[Start of EXCERPTED DATA]
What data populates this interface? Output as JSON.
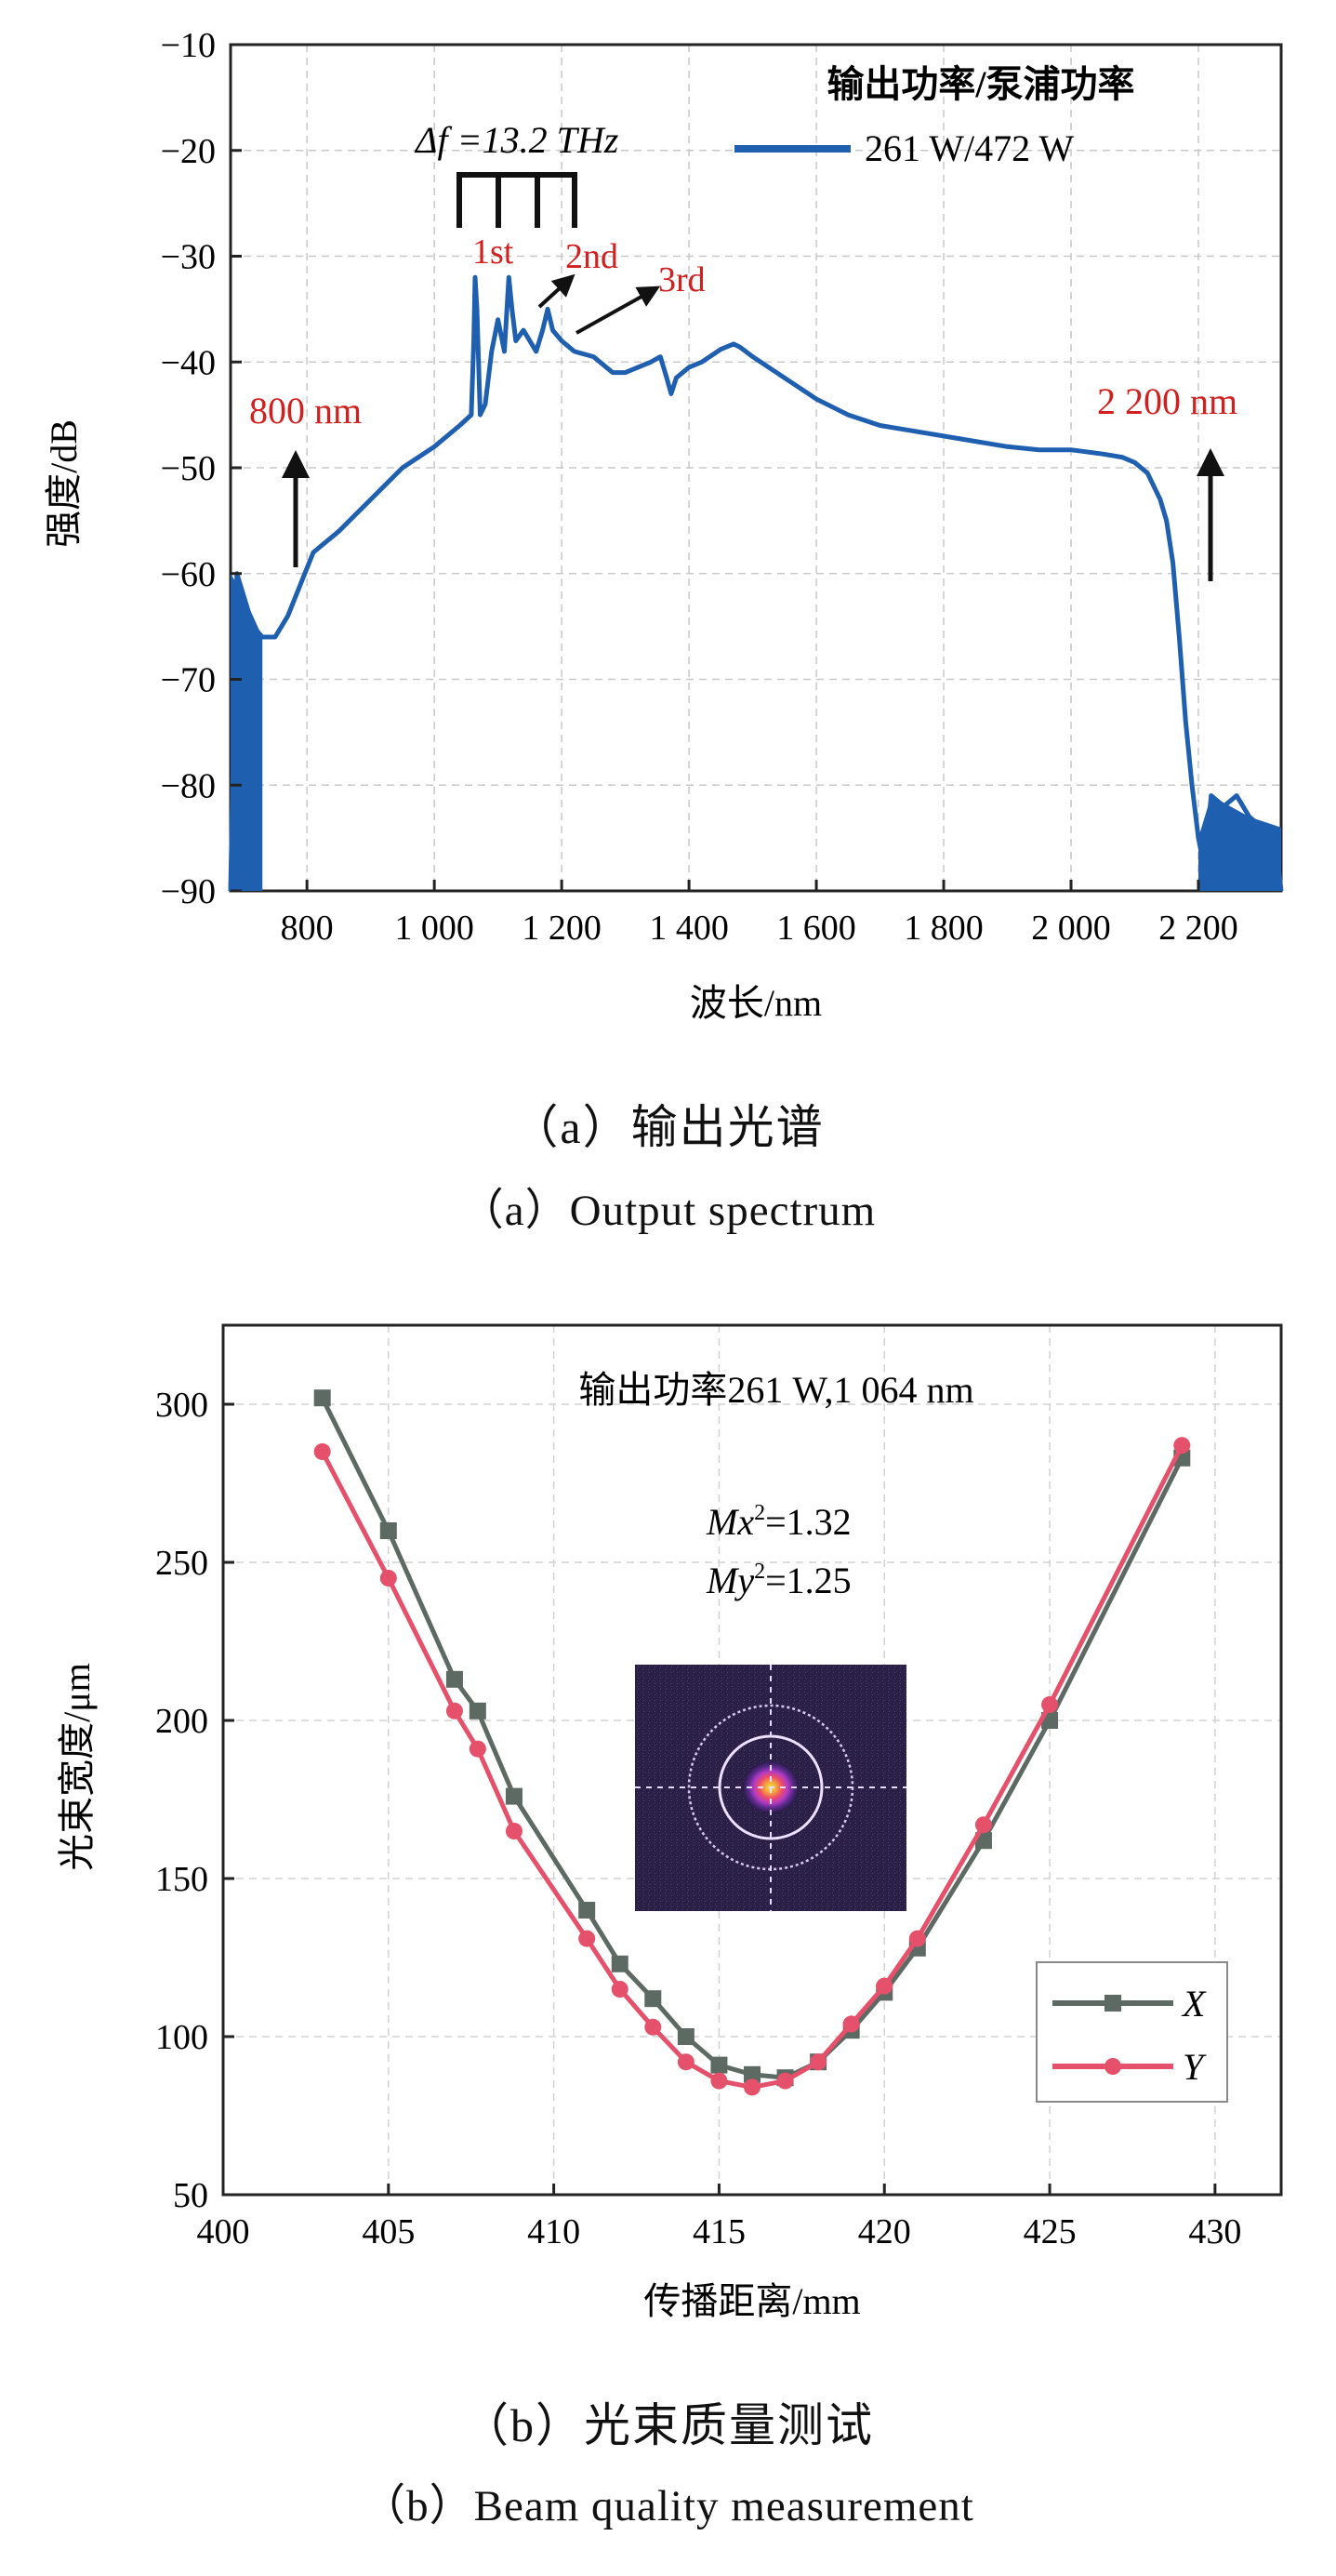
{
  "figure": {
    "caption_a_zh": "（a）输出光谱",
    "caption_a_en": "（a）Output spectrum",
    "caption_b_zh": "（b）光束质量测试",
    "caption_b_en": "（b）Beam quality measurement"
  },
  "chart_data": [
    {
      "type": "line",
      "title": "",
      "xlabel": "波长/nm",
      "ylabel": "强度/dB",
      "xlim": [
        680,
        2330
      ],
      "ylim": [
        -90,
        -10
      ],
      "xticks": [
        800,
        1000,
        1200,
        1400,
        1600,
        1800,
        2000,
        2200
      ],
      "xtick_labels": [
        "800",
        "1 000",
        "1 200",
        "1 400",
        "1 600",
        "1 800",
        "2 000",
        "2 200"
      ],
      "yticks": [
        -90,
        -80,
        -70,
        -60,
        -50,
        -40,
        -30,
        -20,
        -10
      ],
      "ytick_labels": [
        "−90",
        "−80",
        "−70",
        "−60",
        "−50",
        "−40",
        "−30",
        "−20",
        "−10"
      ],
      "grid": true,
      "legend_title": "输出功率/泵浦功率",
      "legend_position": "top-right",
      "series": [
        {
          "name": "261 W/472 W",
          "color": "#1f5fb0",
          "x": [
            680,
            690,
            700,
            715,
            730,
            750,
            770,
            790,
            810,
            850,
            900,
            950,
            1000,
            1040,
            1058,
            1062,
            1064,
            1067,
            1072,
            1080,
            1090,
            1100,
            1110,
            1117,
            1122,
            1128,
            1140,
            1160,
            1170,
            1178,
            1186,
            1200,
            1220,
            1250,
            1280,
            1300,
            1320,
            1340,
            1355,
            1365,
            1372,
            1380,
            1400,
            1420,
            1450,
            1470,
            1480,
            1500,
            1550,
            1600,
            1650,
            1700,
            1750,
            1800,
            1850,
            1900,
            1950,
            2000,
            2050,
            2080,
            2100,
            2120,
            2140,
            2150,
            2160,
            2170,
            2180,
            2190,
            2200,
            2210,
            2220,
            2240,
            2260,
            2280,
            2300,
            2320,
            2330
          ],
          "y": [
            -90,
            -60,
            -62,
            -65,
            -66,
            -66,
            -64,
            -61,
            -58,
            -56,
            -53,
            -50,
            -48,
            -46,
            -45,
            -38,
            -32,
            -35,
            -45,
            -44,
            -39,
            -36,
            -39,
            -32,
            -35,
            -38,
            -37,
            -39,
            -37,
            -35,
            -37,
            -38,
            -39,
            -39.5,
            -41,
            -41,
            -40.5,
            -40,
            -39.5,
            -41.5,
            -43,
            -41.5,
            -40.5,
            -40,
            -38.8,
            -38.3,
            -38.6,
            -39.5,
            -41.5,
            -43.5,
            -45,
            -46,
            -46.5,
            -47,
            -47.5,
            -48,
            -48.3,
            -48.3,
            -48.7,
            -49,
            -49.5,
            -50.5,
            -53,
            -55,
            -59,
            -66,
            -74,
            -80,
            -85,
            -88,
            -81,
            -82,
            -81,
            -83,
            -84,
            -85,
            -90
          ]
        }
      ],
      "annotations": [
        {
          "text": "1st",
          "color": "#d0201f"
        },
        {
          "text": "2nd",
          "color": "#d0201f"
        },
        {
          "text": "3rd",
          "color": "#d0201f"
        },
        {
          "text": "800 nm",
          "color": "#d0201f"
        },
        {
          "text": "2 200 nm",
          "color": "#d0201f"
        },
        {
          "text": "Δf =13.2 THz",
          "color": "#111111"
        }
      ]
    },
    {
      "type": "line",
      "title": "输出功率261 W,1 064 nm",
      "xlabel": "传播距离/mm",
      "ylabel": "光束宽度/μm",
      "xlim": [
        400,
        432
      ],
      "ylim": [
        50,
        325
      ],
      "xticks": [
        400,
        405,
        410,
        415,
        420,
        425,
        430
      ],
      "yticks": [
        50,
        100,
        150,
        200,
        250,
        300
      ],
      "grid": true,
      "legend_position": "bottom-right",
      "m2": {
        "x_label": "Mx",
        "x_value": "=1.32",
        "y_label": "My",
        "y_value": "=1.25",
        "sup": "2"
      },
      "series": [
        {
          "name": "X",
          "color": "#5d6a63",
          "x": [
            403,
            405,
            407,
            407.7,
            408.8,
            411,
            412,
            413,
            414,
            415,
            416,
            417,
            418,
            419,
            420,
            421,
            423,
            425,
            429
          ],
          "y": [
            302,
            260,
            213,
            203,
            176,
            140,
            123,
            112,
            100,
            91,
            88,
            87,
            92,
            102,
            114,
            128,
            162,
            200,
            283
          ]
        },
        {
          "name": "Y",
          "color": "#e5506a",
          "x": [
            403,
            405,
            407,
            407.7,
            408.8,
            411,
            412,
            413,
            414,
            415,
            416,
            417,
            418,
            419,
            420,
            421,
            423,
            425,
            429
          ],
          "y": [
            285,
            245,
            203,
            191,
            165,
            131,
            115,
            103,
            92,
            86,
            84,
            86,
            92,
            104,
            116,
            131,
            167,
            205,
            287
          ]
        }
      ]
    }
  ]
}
[End of EXCERPTED DATA]
WHAT IS EXPECTED:
Above are the records; reproduce them exactly and leave out the pictures.

EXERCISE RESULT:
What data populates this interface? Output as JSON.
{
  "figure": {
    "caption_a_zh": "（a）输出光谱",
    "caption_a_en": "（a）Output spectrum",
    "caption_b_zh": "（b）光束质量测试",
    "caption_b_en": "（b）Beam quality measurement"
  },
  "chart_data": [
    {
      "type": "line",
      "title": "",
      "xlabel": "波长/nm",
      "ylabel": "强度/dB",
      "xlim": [
        680,
        2330
      ],
      "ylim": [
        -90,
        -10
      ],
      "xticks": [
        800,
        1000,
        1200,
        1400,
        1600,
        1800,
        2000,
        2200
      ],
      "xtick_labels": [
        "800",
        "1 000",
        "1 200",
        "1 400",
        "1 600",
        "1 800",
        "2 000",
        "2 200"
      ],
      "yticks": [
        -90,
        -80,
        -70,
        -60,
        -50,
        -40,
        -30,
        -20,
        -10
      ],
      "ytick_labels": [
        "−90",
        "−80",
        "−70",
        "−60",
        "−50",
        "−40",
        "−30",
        "−20",
        "−10"
      ],
      "grid": true,
      "legend_title": "输出功率/泵浦功率",
      "legend_position": "top-right",
      "series": [
        {
          "name": "261 W/472 W",
          "color": "#1f5fb0",
          "x": [
            680,
            690,
            700,
            715,
            730,
            750,
            770,
            790,
            810,
            850,
            900,
            950,
            1000,
            1040,
            1058,
            1062,
            1064,
            1067,
            1072,
            1080,
            1090,
            1100,
            1110,
            1117,
            1122,
            1128,
            1140,
            1160,
            1170,
            1178,
            1186,
            1200,
            1220,
            1250,
            1280,
            1300,
            1320,
            1340,
            1355,
            1365,
            1372,
            1380,
            1400,
            1420,
            1450,
            1470,
            1480,
            1500,
            1550,
            1600,
            1650,
            1700,
            1750,
            1800,
            1850,
            1900,
            1950,
            2000,
            2050,
            2080,
            2100,
            2120,
            2140,
            2150,
            2160,
            2170,
            2180,
            2190,
            2200,
            2210,
            2220,
            2240,
            2260,
            2280,
            2300,
            2320,
            2330
          ],
          "y": [
            -90,
            -60,
            -62,
            -65,
            -66,
            -66,
            -64,
            -61,
            -58,
            -56,
            -53,
            -50,
            -48,
            -46,
            -45,
            -38,
            -32,
            -35,
            -45,
            -44,
            -39,
            -36,
            -39,
            -32,
            -35,
            -38,
            -37,
            -39,
            -37,
            -35,
            -37,
            -38,
            -39,
            -39.5,
            -41,
            -41,
            -40.5,
            -40,
            -39.5,
            -41.5,
            -43,
            -41.5,
            -40.5,
            -40,
            -38.8,
            -38.3,
            -38.6,
            -39.5,
            -41.5,
            -43.5,
            -45,
            -46,
            -46.5,
            -47,
            -47.5,
            -48,
            -48.3,
            -48.3,
            -48.7,
            -49,
            -49.5,
            -50.5,
            -53,
            -55,
            -59,
            -66,
            -74,
            -80,
            -85,
            -88,
            -81,
            -82,
            -81,
            -83,
            -84,
            -85,
            -90
          ]
        }
      ],
      "annotations": [
        {
          "text": "1st",
          "color": "#d0201f"
        },
        {
          "text": "2nd",
          "color": "#d0201f"
        },
        {
          "text": "3rd",
          "color": "#d0201f"
        },
        {
          "text": "800 nm",
          "color": "#d0201f"
        },
        {
          "text": "2 200 nm",
          "color": "#d0201f"
        },
        {
          "text": "Δf =13.2 THz",
          "color": "#111111"
        }
      ]
    },
    {
      "type": "line",
      "title": "输出功率261 W,1 064 nm",
      "xlabel": "传播距离/mm",
      "ylabel": "光束宽度/μm",
      "xlim": [
        400,
        432
      ],
      "ylim": [
        50,
        325
      ],
      "xticks": [
        400,
        405,
        410,
        415,
        420,
        425,
        430
      ],
      "yticks": [
        50,
        100,
        150,
        200,
        250,
        300
      ],
      "grid": true,
      "legend_position": "bottom-right",
      "m2": {
        "x_label": "Mx",
        "x_value": "=1.32",
        "y_label": "My",
        "y_value": "=1.25",
        "sup": "2"
      },
      "series": [
        {
          "name": "X",
          "color": "#5d6a63",
          "x": [
            403,
            405,
            407,
            407.7,
            408.8,
            411,
            412,
            413,
            414,
            415,
            416,
            417,
            418,
            419,
            420,
            421,
            423,
            425,
            429
          ],
          "y": [
            302,
            260,
            213,
            203,
            176,
            140,
            123,
            112,
            100,
            91,
            88,
            87,
            92,
            102,
            114,
            128,
            162,
            200,
            283
          ]
        },
        {
          "name": "Y",
          "color": "#e5506a",
          "x": [
            403,
            405,
            407,
            407.7,
            408.8,
            411,
            412,
            413,
            414,
            415,
            416,
            417,
            418,
            419,
            420,
            421,
            423,
            425,
            429
          ],
          "y": [
            285,
            245,
            203,
            191,
            165,
            131,
            115,
            103,
            92,
            86,
            84,
            86,
            92,
            104,
            116,
            131,
            167,
            205,
            287
          ]
        }
      ]
    }
  ]
}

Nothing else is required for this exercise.